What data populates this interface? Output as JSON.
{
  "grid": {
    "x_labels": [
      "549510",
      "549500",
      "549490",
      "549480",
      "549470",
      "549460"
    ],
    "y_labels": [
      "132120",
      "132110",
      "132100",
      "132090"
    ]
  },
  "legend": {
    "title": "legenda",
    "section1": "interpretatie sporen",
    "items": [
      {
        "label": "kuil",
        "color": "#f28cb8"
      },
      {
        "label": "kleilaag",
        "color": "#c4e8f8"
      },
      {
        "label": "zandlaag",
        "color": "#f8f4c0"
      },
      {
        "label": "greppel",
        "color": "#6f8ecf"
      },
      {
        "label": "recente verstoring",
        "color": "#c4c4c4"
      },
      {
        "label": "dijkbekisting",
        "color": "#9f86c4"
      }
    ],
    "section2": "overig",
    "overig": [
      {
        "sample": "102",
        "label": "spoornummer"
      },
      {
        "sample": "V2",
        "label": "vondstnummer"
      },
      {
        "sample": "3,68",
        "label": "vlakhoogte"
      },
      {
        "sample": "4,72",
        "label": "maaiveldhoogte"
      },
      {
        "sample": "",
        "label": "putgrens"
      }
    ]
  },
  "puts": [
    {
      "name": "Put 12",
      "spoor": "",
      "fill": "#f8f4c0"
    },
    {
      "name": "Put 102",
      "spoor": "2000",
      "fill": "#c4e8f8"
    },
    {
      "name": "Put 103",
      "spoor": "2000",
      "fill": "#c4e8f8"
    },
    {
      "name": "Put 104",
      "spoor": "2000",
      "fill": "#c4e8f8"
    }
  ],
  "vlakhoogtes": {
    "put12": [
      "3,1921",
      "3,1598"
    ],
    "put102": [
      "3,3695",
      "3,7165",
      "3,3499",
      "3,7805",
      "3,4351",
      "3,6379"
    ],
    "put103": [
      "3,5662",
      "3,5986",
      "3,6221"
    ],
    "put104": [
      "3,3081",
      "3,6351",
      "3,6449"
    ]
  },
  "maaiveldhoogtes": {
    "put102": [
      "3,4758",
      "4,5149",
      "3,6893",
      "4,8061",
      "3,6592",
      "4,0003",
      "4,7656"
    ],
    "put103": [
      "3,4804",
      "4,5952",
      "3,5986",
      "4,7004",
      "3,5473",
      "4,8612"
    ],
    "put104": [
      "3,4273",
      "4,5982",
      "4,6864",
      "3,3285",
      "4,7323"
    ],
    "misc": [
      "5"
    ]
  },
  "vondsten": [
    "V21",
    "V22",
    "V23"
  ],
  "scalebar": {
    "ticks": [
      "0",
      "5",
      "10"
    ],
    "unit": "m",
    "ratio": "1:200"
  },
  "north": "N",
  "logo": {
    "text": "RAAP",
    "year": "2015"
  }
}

=== Exercise task ===
Pull out each record as written and restate it exactly.

=== Task response ===
What data populates this interface? Output as JSON.
{
  "grid": {
    "x_labels": [
      "549510",
      "549500",
      "549490",
      "549480",
      "549470",
      "549460"
    ],
    "y_labels": [
      "132120",
      "132110",
      "132100",
      "132090"
    ]
  },
  "legend": {
    "title": "legenda",
    "section1": "interpretatie sporen",
    "items": [
      {
        "label": "kuil",
        "color": "#f28cb8"
      },
      {
        "label": "kleilaag",
        "color": "#c4e8f8"
      },
      {
        "label": "zandlaag",
        "color": "#f8f4c0"
      },
      {
        "label": "greppel",
        "color": "#6f8ecf"
      },
      {
        "label": "recente verstoring",
        "color": "#c4c4c4"
      },
      {
        "label": "dijkbekisting",
        "color": "#9f86c4"
      }
    ],
    "section2": "overig",
    "overig": [
      {
        "sample": "102",
        "label": "spoornummer"
      },
      {
        "sample": "V2",
        "label": "vondstnummer"
      },
      {
        "sample": "3,68",
        "label": "vlakhoogte"
      },
      {
        "sample": "4,72",
        "label": "maaiveldhoogte"
      },
      {
        "sample": "",
        "label": "putgrens"
      }
    ]
  },
  "puts": [
    {
      "name": "Put 12",
      "spoor": "",
      "fill": "#f8f4c0"
    },
    {
      "name": "Put 102",
      "spoor": "2000",
      "fill": "#c4e8f8"
    },
    {
      "name": "Put 103",
      "spoor": "2000",
      "fill": "#c4e8f8"
    },
    {
      "name": "Put 104",
      "spoor": "2000",
      "fill": "#c4e8f8"
    }
  ],
  "vlakhoogtes": {
    "put12": [
      "3,1921",
      "3,1598"
    ],
    "put102": [
      "3,3695",
      "3,7165",
      "3,3499",
      "3,7805",
      "3,4351",
      "3,6379"
    ],
    "put103": [
      "3,5662",
      "3,5986",
      "3,6221"
    ],
    "put104": [
      "3,3081",
      "3,6351",
      "3,6449"
    ]
  },
  "maaiveldhoogtes": {
    "put102": [
      "3,4758",
      "4,5149",
      "3,6893",
      "4,8061",
      "3,6592",
      "4,0003",
      "4,7656"
    ],
    "put103": [
      "3,4804",
      "4,5952",
      "3,5986",
      "4,7004",
      "3,5473",
      "4,8612"
    ],
    "put104": [
      "3,4273",
      "4,5982",
      "4,6864",
      "3,3285",
      "4,7323"
    ],
    "misc": [
      "5"
    ]
  },
  "vondsten": [
    "V21",
    "V22",
    "V23"
  ],
  "scalebar": {
    "ticks": [
      "0",
      "5",
      "10"
    ],
    "unit": "m",
    "ratio": "1:200"
  },
  "north": "N",
  "logo": {
    "text": "RAAP",
    "year": "2015"
  }
}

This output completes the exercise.